GIVEN RECORDS:
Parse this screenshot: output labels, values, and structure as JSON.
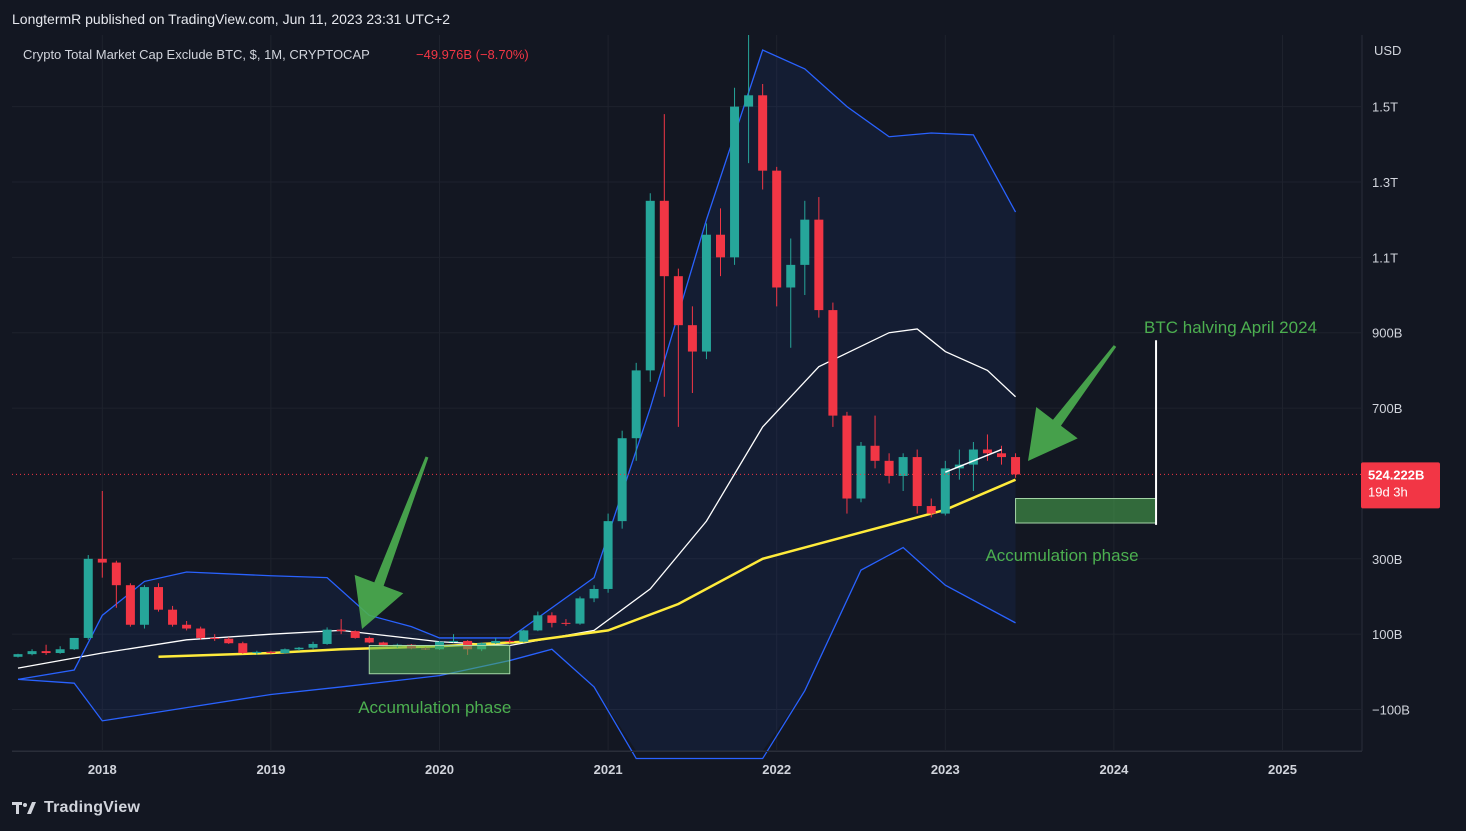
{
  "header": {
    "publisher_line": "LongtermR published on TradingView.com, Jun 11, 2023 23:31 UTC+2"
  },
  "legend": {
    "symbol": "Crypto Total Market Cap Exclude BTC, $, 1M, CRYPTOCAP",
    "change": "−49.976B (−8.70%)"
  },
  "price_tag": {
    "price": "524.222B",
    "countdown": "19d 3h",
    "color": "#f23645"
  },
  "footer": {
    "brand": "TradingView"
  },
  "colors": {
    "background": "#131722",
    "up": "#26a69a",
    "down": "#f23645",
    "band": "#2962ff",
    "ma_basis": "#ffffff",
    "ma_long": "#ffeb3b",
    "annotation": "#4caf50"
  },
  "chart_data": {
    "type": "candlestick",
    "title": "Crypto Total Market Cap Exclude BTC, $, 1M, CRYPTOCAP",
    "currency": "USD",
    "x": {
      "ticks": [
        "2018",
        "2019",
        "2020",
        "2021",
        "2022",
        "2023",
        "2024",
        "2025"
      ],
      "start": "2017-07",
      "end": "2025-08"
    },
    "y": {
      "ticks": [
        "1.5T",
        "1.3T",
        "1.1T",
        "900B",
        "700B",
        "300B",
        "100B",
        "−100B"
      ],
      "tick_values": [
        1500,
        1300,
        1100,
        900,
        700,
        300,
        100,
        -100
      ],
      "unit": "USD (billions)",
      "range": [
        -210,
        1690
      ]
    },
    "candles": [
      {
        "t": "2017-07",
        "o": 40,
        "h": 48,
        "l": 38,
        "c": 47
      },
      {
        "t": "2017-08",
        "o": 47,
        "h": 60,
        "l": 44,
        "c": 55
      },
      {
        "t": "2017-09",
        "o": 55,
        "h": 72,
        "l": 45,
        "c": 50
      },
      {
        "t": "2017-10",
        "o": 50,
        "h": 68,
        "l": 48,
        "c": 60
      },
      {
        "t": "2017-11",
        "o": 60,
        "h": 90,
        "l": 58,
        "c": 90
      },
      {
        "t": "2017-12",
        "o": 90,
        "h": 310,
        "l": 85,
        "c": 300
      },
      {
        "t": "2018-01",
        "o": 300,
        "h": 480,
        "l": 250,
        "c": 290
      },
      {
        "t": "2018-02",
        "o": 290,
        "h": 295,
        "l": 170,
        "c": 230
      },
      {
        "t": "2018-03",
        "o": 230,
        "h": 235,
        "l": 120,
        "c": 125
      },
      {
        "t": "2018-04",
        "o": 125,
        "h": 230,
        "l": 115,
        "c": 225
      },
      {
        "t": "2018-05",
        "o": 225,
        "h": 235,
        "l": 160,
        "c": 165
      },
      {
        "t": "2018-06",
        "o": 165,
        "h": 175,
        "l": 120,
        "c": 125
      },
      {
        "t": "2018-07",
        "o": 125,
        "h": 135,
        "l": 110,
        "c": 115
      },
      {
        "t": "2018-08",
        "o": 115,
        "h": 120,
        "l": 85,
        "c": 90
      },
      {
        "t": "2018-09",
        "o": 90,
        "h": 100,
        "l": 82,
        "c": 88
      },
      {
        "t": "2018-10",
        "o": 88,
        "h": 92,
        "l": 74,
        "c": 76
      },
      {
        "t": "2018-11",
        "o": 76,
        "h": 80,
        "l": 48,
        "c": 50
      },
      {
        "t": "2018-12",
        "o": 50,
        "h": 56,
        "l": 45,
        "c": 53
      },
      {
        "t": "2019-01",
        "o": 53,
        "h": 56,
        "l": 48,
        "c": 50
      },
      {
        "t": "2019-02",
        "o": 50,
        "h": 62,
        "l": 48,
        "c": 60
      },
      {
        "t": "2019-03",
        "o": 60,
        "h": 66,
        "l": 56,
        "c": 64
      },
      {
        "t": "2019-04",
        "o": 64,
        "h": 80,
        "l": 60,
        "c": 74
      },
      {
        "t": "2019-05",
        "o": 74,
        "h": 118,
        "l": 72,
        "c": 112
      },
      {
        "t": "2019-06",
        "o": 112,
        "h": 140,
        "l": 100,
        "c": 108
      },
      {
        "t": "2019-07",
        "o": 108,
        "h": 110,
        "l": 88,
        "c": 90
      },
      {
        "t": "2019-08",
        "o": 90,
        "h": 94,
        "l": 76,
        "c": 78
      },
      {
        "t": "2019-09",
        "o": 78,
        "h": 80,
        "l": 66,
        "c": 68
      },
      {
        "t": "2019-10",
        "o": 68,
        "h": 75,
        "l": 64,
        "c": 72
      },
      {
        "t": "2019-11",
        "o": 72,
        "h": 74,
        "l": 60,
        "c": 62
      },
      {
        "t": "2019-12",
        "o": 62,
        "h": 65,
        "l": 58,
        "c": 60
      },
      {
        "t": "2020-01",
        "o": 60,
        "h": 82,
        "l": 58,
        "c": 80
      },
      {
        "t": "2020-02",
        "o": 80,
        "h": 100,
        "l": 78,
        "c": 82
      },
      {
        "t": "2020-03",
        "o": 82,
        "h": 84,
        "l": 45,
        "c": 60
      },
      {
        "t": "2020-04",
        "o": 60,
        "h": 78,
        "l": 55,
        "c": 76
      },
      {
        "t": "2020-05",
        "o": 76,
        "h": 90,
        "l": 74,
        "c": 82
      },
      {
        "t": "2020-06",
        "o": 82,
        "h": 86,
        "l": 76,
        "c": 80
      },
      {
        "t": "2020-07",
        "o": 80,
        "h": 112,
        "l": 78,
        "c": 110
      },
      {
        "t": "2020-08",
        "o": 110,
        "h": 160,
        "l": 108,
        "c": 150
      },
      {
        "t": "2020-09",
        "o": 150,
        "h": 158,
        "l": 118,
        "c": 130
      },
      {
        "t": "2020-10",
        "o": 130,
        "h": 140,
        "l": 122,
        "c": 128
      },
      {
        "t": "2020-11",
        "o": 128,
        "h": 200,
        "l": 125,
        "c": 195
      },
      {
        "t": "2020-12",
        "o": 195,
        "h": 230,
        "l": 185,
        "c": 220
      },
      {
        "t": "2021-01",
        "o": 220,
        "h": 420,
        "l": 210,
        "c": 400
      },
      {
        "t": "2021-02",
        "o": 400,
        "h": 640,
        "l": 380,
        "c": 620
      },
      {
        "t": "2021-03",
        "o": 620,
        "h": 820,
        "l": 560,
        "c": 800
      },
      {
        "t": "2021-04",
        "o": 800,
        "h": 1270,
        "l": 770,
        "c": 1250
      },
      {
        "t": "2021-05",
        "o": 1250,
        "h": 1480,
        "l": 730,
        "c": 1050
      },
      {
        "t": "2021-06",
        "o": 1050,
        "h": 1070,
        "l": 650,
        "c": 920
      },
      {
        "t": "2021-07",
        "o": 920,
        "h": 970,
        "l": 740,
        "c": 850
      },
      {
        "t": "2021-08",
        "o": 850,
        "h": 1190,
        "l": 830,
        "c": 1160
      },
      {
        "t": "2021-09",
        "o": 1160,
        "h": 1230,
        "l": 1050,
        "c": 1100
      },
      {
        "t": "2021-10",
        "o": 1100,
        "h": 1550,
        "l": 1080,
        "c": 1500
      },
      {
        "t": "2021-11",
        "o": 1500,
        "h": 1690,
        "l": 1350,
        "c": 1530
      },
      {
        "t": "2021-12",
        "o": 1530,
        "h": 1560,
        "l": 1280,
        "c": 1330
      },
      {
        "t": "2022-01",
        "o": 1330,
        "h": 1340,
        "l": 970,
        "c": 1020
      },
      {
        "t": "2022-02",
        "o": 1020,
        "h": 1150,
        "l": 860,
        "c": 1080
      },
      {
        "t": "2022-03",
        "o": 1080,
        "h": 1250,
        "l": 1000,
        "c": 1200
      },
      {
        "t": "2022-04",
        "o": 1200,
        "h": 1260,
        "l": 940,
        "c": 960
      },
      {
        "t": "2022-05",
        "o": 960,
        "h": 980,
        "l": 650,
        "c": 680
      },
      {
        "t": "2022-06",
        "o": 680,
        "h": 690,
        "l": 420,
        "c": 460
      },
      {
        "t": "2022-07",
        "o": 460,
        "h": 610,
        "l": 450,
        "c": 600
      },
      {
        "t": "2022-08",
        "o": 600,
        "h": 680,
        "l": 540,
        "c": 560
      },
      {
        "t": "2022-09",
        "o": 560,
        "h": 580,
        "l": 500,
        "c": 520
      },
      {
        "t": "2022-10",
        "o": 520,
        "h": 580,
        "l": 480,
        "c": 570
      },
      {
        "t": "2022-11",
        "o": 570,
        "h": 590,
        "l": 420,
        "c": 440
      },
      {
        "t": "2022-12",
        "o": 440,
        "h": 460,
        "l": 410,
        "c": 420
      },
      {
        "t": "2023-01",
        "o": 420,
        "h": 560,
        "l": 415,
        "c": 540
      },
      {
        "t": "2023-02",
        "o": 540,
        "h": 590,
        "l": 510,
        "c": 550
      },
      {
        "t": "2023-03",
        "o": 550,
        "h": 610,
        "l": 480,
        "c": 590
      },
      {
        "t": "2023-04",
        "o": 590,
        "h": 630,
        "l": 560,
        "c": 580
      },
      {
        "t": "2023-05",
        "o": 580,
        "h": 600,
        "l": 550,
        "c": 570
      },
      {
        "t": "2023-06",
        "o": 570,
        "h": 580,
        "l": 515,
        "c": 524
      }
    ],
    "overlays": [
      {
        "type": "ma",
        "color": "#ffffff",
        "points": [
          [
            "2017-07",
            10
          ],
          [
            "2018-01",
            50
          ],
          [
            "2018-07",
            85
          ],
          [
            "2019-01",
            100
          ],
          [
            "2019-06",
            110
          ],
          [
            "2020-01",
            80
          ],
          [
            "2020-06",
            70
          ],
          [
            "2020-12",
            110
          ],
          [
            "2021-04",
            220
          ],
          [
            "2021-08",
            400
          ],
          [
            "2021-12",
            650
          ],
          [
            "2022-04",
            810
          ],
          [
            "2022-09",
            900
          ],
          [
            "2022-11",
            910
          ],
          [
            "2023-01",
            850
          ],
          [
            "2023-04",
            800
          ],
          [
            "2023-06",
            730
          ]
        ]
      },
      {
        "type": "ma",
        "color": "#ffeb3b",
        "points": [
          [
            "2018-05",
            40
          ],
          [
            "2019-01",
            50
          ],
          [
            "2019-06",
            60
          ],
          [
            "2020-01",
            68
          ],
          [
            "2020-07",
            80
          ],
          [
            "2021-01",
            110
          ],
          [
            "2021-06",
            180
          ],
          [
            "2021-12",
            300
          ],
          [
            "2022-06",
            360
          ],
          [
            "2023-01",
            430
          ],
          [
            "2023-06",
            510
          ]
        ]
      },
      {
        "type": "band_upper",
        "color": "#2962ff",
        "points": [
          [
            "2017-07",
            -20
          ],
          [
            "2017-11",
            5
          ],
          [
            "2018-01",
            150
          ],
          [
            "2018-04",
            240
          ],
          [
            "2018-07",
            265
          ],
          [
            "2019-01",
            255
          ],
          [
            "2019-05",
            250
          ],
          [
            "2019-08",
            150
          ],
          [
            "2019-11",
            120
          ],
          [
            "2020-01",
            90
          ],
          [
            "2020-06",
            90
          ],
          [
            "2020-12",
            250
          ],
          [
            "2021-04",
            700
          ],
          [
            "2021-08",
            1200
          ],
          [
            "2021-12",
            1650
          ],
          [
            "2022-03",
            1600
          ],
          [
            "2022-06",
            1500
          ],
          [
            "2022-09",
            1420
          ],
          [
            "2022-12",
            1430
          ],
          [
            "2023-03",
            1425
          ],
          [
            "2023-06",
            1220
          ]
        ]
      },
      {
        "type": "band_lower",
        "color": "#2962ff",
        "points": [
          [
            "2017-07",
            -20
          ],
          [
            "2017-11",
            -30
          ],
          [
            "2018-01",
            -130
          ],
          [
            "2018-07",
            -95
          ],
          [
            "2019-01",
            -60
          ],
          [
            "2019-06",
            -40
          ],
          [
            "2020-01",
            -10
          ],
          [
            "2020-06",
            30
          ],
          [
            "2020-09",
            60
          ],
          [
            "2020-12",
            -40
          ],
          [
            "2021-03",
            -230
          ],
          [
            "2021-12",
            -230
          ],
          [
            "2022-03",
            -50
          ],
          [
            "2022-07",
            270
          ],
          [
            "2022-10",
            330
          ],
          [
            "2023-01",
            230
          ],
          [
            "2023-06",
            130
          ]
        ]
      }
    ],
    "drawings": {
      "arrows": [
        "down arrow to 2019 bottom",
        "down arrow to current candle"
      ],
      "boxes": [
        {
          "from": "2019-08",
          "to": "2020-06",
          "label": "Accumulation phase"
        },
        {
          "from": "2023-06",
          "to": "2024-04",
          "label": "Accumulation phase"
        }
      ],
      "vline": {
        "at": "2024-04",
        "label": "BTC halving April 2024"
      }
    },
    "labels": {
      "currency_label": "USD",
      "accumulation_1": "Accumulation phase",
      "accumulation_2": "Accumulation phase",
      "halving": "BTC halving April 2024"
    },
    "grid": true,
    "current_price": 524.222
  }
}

* * *

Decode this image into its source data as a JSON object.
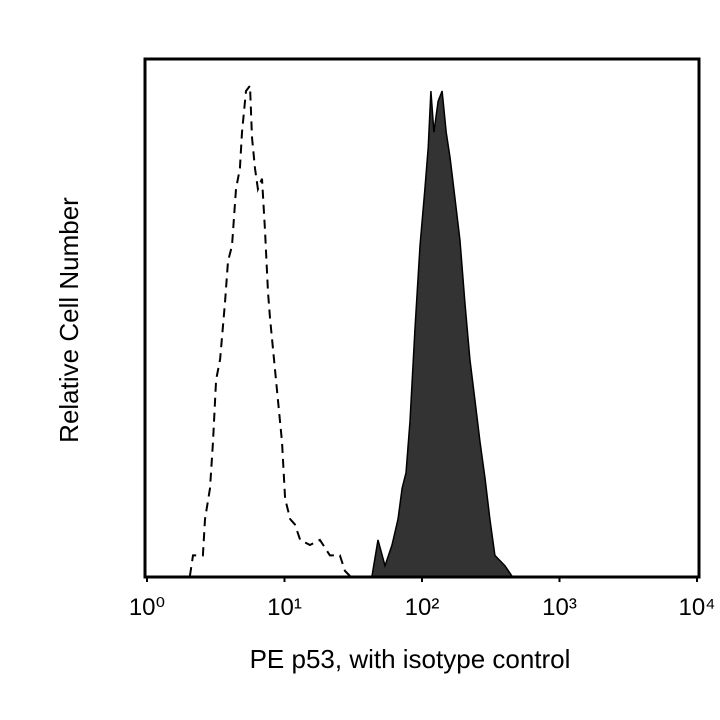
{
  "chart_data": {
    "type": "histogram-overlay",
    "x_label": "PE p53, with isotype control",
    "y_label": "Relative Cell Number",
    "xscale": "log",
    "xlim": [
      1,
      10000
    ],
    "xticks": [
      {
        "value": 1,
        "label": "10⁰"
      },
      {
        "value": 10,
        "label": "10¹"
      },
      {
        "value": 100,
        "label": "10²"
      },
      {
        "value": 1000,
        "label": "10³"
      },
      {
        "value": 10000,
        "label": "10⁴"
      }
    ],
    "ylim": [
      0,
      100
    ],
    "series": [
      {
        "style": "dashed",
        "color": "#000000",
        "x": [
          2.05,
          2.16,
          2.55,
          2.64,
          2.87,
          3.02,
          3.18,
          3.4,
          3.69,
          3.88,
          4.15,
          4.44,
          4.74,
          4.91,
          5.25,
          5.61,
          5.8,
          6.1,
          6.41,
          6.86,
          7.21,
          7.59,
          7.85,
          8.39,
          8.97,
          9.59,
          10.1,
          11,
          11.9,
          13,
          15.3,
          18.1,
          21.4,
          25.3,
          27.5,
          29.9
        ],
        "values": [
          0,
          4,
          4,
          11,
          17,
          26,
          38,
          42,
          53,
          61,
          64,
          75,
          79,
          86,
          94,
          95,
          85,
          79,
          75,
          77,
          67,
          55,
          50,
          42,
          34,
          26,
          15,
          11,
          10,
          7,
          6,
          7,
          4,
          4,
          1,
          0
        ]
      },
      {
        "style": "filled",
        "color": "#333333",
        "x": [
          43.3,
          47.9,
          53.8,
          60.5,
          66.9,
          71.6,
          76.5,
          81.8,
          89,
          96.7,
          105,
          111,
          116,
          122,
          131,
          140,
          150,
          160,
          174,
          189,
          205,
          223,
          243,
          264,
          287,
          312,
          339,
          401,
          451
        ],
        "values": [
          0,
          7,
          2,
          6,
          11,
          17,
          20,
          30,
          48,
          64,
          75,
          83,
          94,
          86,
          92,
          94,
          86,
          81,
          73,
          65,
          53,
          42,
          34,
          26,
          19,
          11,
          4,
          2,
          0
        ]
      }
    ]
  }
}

WORK TO DO:
Return every line above in which the string "Accumulation" occurs.

OUTPUT OF THE EXERCISE:
          "label": "Accumulation phase"
          "label": "Accumulation phase"
      "accumulation_1": "Accumulation phase",
      "accumulation_2": "Accumulation phase",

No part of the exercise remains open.